======== 本文抜粋 ========

・私の身辺に若い娘がいて、
私はこの子にここ数年、
学資を出したり援助したり、
という関係なのだが、まあしかし、
いろいろ考えさせられることがある。
この娘は京都のさる私大へはいった。
社会なんとか、という勉強をするという。
私は本人に任せ、何の口出しもしなかった。
ただ、せっかく京都へ遊学したのだから、
京都の町をよく見て、いろんな場所に馴染み、
さまざまのものを吸収してほしいと示唆した。
女子大生ばかりのアパートに入り、
彼女は元気に大学へ通いはじめる。
落ち着くと今度は、
アルバイトに精を出しはじめた。
それもホテルだかレストランだか、
とにかく客に料理を運ぶバイトなのだ。
学資も生活費も、
窮屈でない程度に私は送っているつもりだったが、
若い者はお小遣いが欲しいらしい。
しかもそのバイトであると、
晩ごはんにもありつけて好都合だという。
私のオバサン的発想からいえば、
レストランで料理を運んでそこばくの報酬を得るよりは、
京都の町のあちこちに馴染んで、
思う存分、古都の雰囲気を満喫するほうが、
ずっと若い時代の栄養になると思うのだ。
せっかく人生二度とない青春を、
しかも京都というような、
ふところの深い町で過ごしながら、
実に勿体ない浪費というべきであろう。
王朝の世がまだ息づいている古都、
しかもどこもよく手入れされ、
長い年月の磨きをかけられて、
どの場所もロマンを湛えている町、
そのつもりで探訪すれば、
さながら生きた古典というような町、
この町の四季の風物、人情は、大学四年くらいでは、
とても汲みつくせほど深い。
私はそういうことを言い、
かつ、学生時代ほど時間がたっぷりある時はないのだから、
と言い添えもした。
ところが、ついに在学中ずっとバイトに精出して、
京都の町を知らぬまま卒業している。
その代わりに、
片手でサラダフォークとサラダスプーンを操作して、
客の皿に取り分ける技術だけ巧くなっている。
なさけない。
「でも忙しかったんだ、これで。
勉強も忙しかったし、ね」
と彼女は弁解していた。
ただしかし、大学四年をトータルして、
「やっぱり大学へいってよかった。
友達も出来たし、私、うんと青春を楽しんだ」

======== 提供データ ========

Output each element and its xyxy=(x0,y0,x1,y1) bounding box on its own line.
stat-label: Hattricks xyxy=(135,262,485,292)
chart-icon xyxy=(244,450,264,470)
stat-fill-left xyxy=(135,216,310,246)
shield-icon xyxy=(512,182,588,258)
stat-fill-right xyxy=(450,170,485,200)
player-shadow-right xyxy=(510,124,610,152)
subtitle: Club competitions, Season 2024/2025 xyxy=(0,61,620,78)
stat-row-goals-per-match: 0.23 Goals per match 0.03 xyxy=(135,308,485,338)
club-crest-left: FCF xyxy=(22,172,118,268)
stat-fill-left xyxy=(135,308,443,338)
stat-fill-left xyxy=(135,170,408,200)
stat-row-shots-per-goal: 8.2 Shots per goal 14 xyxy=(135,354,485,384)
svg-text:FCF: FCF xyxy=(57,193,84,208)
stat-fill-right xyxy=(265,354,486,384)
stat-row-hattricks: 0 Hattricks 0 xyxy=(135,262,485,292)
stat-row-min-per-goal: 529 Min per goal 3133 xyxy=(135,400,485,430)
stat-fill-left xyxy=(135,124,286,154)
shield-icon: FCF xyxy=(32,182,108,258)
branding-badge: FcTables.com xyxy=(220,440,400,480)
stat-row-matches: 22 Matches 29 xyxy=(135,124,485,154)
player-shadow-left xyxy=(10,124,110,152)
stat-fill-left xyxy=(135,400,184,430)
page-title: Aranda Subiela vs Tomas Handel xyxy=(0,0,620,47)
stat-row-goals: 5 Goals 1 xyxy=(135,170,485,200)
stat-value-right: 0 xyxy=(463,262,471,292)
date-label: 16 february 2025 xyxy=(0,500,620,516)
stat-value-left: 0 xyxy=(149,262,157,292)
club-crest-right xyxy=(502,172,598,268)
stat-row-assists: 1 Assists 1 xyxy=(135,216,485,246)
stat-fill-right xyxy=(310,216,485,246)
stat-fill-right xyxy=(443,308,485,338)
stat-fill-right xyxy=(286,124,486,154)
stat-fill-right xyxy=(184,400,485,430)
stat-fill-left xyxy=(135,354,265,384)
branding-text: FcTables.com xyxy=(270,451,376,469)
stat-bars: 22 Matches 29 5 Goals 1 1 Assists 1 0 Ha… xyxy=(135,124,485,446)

========

## 課題の指示
京都の大学に通った娘についての文章を、示された最後の一文の後から書き継ぐこと。

## 解答
という。
まあそれならそれで結構である。
バイト暮らしの青春も、
それなりに現代っ子にとっては、
得るところがあったのかもしれない。
それはいいが、
いざ就職!というときになって周章狼狽、
女子にはさっぱり求人がない。
「なんで?」
「どうして?」
というのが、うろたえきった彼女の、
呆然たる疑問である。
女の子は勤め口がないよ、
と私がかねて言っていることも、
右から左へ抜けている。
これは当人の迂愚、女子大生の世間知らず、
という以上に、学校と社会の落差が、
男子学生より女子学生のほうに大きいからである。
学校では男女共学だから、
そのノビノビした人生が、
そのまま社会へ出ても通じるように思い込む。
しかし、男子学生に求人はあっても、
そのおこぼれさえ女子には廻ってこない。
「どこもないんだ、どうしよう。
しょうがないから、英語でももう少しやってみる。
就職に有利かもしれないから」
というので、やれやれ、
私はまた生活費と月謝を払わされる。
秋になってやっと私の知人に口を利いてもらって、
小さい会社へもぐりこむが、
薄給だからとても独立できない。
「お願い、家賃だけ援助して下さい」
ということになる。
まだそのほかに四季の衣類も自分で買えない。
そのくせ、電話、テレビ、冷蔵庫を持ち、
ボーナスが出るとスキーだ登山だと、
シッカリ、遊びに行く。
ボーナスを貯めて家賃の足しにしよう、
という気はないらしい。
(次回へ)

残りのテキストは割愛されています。